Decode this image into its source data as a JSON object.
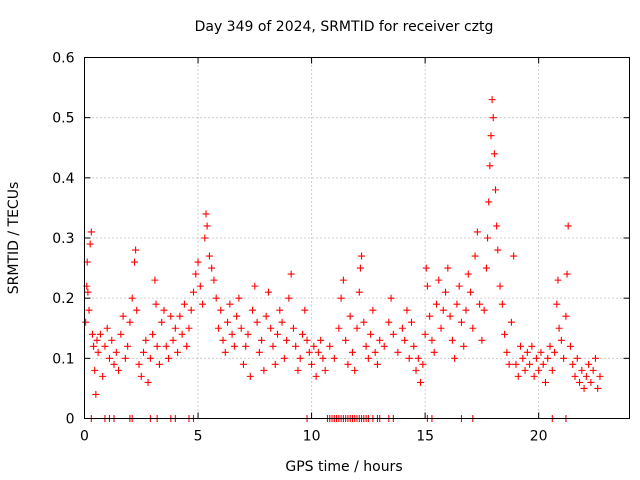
{
  "chart_data": {
    "type": "scatter",
    "title": "Day 349 of 2024, SRMTID for receiver cztg",
    "xlabel": "GPS time / hours",
    "ylabel": "SRMTID / TECUs",
    "xlim": [
      0,
      24
    ],
    "ylim": [
      0,
      0.6
    ],
    "grid": true,
    "x_ticks": [
      0,
      5,
      10,
      15,
      20
    ],
    "x_tick_labels": [
      "0",
      "5",
      "10",
      "15",
      "20"
    ],
    "y_ticks": [
      0,
      0.1,
      0.2,
      0.3,
      0.4,
      0.5,
      0.6
    ],
    "y_tick_labels": [
      "0",
      "0.1",
      "0.2",
      "0.3",
      "0.4",
      "0.5",
      "0.6"
    ],
    "marker": "plus",
    "colors": {
      "series": "#ff0000",
      "axes": "#000000",
      "grid": "#a0a0a0"
    },
    "series": [
      {
        "name": "SRMTID",
        "points": [
          [
            0.05,
            0.16
          ],
          [
            0.1,
            0.22
          ],
          [
            0.12,
            0.26
          ],
          [
            0.15,
            0.21
          ],
          [
            0.2,
            0.18
          ],
          [
            0.25,
            0.29
          ],
          [
            0.3,
            0.31
          ],
          [
            0.35,
            0.14
          ],
          [
            0.4,
            0.12
          ],
          [
            0.45,
            0.08
          ],
          [
            0.5,
            0.04
          ],
          [
            0.55,
            0.13
          ],
          [
            0.6,
            0.11
          ],
          [
            0.7,
            0.14
          ],
          [
            0.8,
            0.07
          ],
          [
            0.9,
            0.12
          ],
          [
            1.0,
            0.15
          ],
          [
            1.1,
            0.1
          ],
          [
            1.2,
            0.13
          ],
          [
            1.3,
            0.09
          ],
          [
            1.4,
            0.11
          ],
          [
            1.5,
            0.08
          ],
          [
            1.6,
            0.14
          ],
          [
            1.7,
            0.17
          ],
          [
            1.8,
            0.1
          ],
          [
            1.9,
            0.12
          ],
          [
            2.0,
            0.16
          ],
          [
            2.1,
            0.2
          ],
          [
            2.2,
            0.26
          ],
          [
            2.25,
            0.28
          ],
          [
            2.3,
            0.18
          ],
          [
            2.4,
            0.09
          ],
          [
            2.5,
            0.07
          ],
          [
            2.6,
            0.11
          ],
          [
            2.7,
            0.13
          ],
          [
            2.8,
            0.06
          ],
          [
            2.9,
            0.1
          ],
          [
            3.0,
            0.14
          ],
          [
            3.1,
            0.23
          ],
          [
            3.15,
            0.19
          ],
          [
            3.2,
            0.12
          ],
          [
            3.3,
            0.09
          ],
          [
            3.4,
            0.16
          ],
          [
            3.5,
            0.18
          ],
          [
            3.6,
            0.12
          ],
          [
            3.7,
            0.1
          ],
          [
            3.8,
            0.17
          ],
          [
            3.9,
            0.13
          ],
          [
            4.0,
            0.15
          ],
          [
            4.1,
            0.11
          ],
          [
            4.2,
            0.17
          ],
          [
            4.3,
            0.14
          ],
          [
            4.4,
            0.19
          ],
          [
            4.5,
            0.12
          ],
          [
            4.6,
            0.15
          ],
          [
            4.7,
            0.18
          ],
          [
            4.8,
            0.21
          ],
          [
            4.9,
            0.24
          ],
          [
            5.0,
            0.26
          ],
          [
            5.1,
            0.22
          ],
          [
            5.2,
            0.19
          ],
          [
            5.3,
            0.3
          ],
          [
            5.35,
            0.34
          ],
          [
            5.4,
            0.32
          ],
          [
            5.5,
            0.27
          ],
          [
            5.6,
            0.25
          ],
          [
            5.7,
            0.23
          ],
          [
            5.8,
            0.2
          ],
          [
            5.9,
            0.15
          ],
          [
            6.0,
            0.18
          ],
          [
            6.1,
            0.13
          ],
          [
            6.2,
            0.11
          ],
          [
            6.3,
            0.16
          ],
          [
            6.4,
            0.19
          ],
          [
            6.5,
            0.14
          ],
          [
            6.6,
            0.12
          ],
          [
            6.7,
            0.17
          ],
          [
            6.8,
            0.2
          ],
          [
            6.9,
            0.15
          ],
          [
            7.0,
            0.09
          ],
          [
            7.1,
            0.12
          ],
          [
            7.2,
            0.14
          ],
          [
            7.3,
            0.07
          ],
          [
            7.4,
            0.18
          ],
          [
            7.5,
            0.22
          ],
          [
            7.6,
            0.16
          ],
          [
            7.7,
            0.11
          ],
          [
            7.8,
            0.13
          ],
          [
            7.9,
            0.08
          ],
          [
            8.0,
            0.17
          ],
          [
            8.1,
            0.21
          ],
          [
            8.2,
            0.15
          ],
          [
            8.3,
            0.12
          ],
          [
            8.4,
            0.09
          ],
          [
            8.5,
            0.14
          ],
          [
            8.6,
            0.18
          ],
          [
            8.7,
            0.16
          ],
          [
            8.8,
            0.1
          ],
          [
            8.9,
            0.13
          ],
          [
            9.0,
            0.2
          ],
          [
            9.1,
            0.24
          ],
          [
            9.2,
            0.15
          ],
          [
            9.3,
            0.12
          ],
          [
            9.4,
            0.08
          ],
          [
            9.5,
            0.1
          ],
          [
            9.6,
            0.14
          ],
          [
            9.7,
            0.18
          ],
          [
            9.8,
            0.13
          ],
          [
            9.9,
            0.11
          ],
          [
            10.0,
            0.09
          ],
          [
            10.1,
            0.12
          ],
          [
            10.2,
            0.07
          ],
          [
            10.3,
            0.11
          ],
          [
            10.4,
            0.13
          ],
          [
            10.5,
            0.1
          ],
          [
            10.6,
            0.08
          ],
          [
            10.8,
            0.12
          ],
          [
            11.0,
            0.1
          ],
          [
            11.2,
            0.15
          ],
          [
            11.3,
            0.2
          ],
          [
            11.4,
            0.23
          ],
          [
            11.5,
            0.13
          ],
          [
            11.6,
            0.09
          ],
          [
            11.7,
            0.17
          ],
          [
            11.8,
            0.11
          ],
          [
            11.9,
            0.08
          ],
          [
            12.0,
            0.15
          ],
          [
            12.1,
            0.21
          ],
          [
            12.15,
            0.25
          ],
          [
            12.2,
            0.27
          ],
          [
            12.3,
            0.16
          ],
          [
            12.4,
            0.12
          ],
          [
            12.5,
            0.1
          ],
          [
            12.6,
            0.14
          ],
          [
            12.7,
            0.18
          ],
          [
            12.8,
            0.11
          ],
          [
            12.9,
            0.09
          ],
          [
            13.0,
            0.13
          ],
          [
            13.2,
            0.12
          ],
          [
            13.4,
            0.16
          ],
          [
            13.5,
            0.2
          ],
          [
            13.6,
            0.14
          ],
          [
            13.8,
            0.11
          ],
          [
            14.0,
            0.15
          ],
          [
            14.1,
            0.13
          ],
          [
            14.2,
            0.18
          ],
          [
            14.3,
            0.1
          ],
          [
            14.4,
            0.16
          ],
          [
            14.5,
            0.12
          ],
          [
            14.6,
            0.08
          ],
          [
            14.7,
            0.1
          ],
          [
            14.8,
            0.06
          ],
          [
            14.9,
            0.09
          ],
          [
            15.0,
            0.14
          ],
          [
            15.05,
            0.25
          ],
          [
            15.1,
            0.22
          ],
          [
            15.2,
            0.17
          ],
          [
            15.3,
            0.13
          ],
          [
            15.4,
            0.11
          ],
          [
            15.5,
            0.19
          ],
          [
            15.6,
            0.23
          ],
          [
            15.7,
            0.15
          ],
          [
            15.8,
            0.18
          ],
          [
            15.9,
            0.21
          ],
          [
            16.0,
            0.25
          ],
          [
            16.1,
            0.17
          ],
          [
            16.2,
            0.13
          ],
          [
            16.3,
            0.1
          ],
          [
            16.4,
            0.19
          ],
          [
            16.5,
            0.22
          ],
          [
            16.6,
            0.16
          ],
          [
            16.7,
            0.12
          ],
          [
            16.8,
            0.18
          ],
          [
            16.9,
            0.24
          ],
          [
            17.0,
            0.21
          ],
          [
            17.1,
            0.15
          ],
          [
            17.2,
            0.27
          ],
          [
            17.3,
            0.31
          ],
          [
            17.4,
            0.19
          ],
          [
            17.5,
            0.13
          ],
          [
            17.6,
            0.18
          ],
          [
            17.7,
            0.25
          ],
          [
            17.75,
            0.3
          ],
          [
            17.8,
            0.36
          ],
          [
            17.85,
            0.42
          ],
          [
            17.9,
            0.47
          ],
          [
            17.95,
            0.53
          ],
          [
            18.0,
            0.5
          ],
          [
            18.05,
            0.44
          ],
          [
            18.1,
            0.38
          ],
          [
            18.15,
            0.32
          ],
          [
            18.2,
            0.28
          ],
          [
            18.3,
            0.22
          ],
          [
            18.4,
            0.19
          ],
          [
            18.5,
            0.14
          ],
          [
            18.6,
            0.11
          ],
          [
            18.7,
            0.09
          ],
          [
            18.8,
            0.16
          ],
          [
            18.9,
            0.27
          ],
          [
            19.0,
            0.09
          ],
          [
            19.1,
            0.07
          ],
          [
            19.2,
            0.12
          ],
          [
            19.3,
            0.1
          ],
          [
            19.4,
            0.08
          ],
          [
            19.5,
            0.11
          ],
          [
            19.6,
            0.09
          ],
          [
            19.7,
            0.12
          ],
          [
            19.8,
            0.07
          ],
          [
            19.9,
            0.1
          ],
          [
            20.0,
            0.08
          ],
          [
            20.1,
            0.11
          ],
          [
            20.2,
            0.09
          ],
          [
            20.3,
            0.06
          ],
          [
            20.4,
            0.1
          ],
          [
            20.5,
            0.12
          ],
          [
            20.6,
            0.08
          ],
          [
            20.7,
            0.11
          ],
          [
            20.8,
            0.19
          ],
          [
            20.85,
            0.23
          ],
          [
            20.9,
            0.15
          ],
          [
            21.0,
            0.13
          ],
          [
            21.1,
            0.1
          ],
          [
            21.2,
            0.17
          ],
          [
            21.25,
            0.24
          ],
          [
            21.3,
            0.32
          ],
          [
            21.4,
            0.12
          ],
          [
            21.5,
            0.09
          ],
          [
            21.6,
            0.07
          ],
          [
            21.7,
            0.1
          ],
          [
            21.8,
            0.06
          ],
          [
            21.9,
            0.08
          ],
          [
            22.0,
            0.05
          ],
          [
            22.1,
            0.07
          ],
          [
            22.2,
            0.09
          ],
          [
            22.3,
            0.06
          ],
          [
            22.4,
            0.08
          ],
          [
            22.5,
            0.1
          ],
          [
            22.6,
            0.05
          ],
          [
            22.7,
            0.07
          ],
          [
            0.3,
            0.0
          ],
          [
            0.9,
            0.0
          ],
          [
            1.1,
            0.0
          ],
          [
            1.3,
            0.0
          ],
          [
            2.0,
            0.0
          ],
          [
            2.1,
            0.0
          ],
          [
            2.9,
            0.0
          ],
          [
            3.2,
            0.0
          ],
          [
            3.8,
            0.0
          ],
          [
            4.0,
            0.0
          ],
          [
            4.6,
            0.0
          ],
          [
            4.8,
            0.0
          ],
          [
            9.8,
            0.0
          ],
          [
            10.7,
            0.0
          ],
          [
            10.8,
            0.0
          ],
          [
            10.9,
            0.0
          ],
          [
            11.0,
            0.0
          ],
          [
            11.1,
            0.0
          ],
          [
            11.2,
            0.0
          ],
          [
            11.3,
            0.0
          ],
          [
            11.4,
            0.0
          ],
          [
            11.5,
            0.0
          ],
          [
            11.6,
            0.0
          ],
          [
            11.7,
            0.0
          ],
          [
            11.8,
            0.0
          ],
          [
            11.9,
            0.0
          ],
          [
            12.0,
            0.0
          ],
          [
            12.1,
            0.0
          ],
          [
            12.2,
            0.0
          ],
          [
            12.3,
            0.0
          ],
          [
            12.4,
            0.0
          ],
          [
            12.5,
            0.0
          ],
          [
            12.7,
            0.0
          ],
          [
            12.9,
            0.0
          ],
          [
            13.0,
            0.0
          ],
          [
            13.4,
            0.0
          ],
          [
            13.6,
            0.0
          ],
          [
            15.1,
            0.0
          ],
          [
            15.3,
            0.0
          ],
          [
            16.6,
            0.0
          ],
          [
            17.1,
            0.0
          ],
          [
            20.6,
            0.0
          ],
          [
            21.2,
            0.0
          ]
        ]
      }
    ]
  }
}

··········

**What is asked:** Supply the count of lines in the entries that contain the word "SRMTID", and nothing besides.

**Correct answer:** 3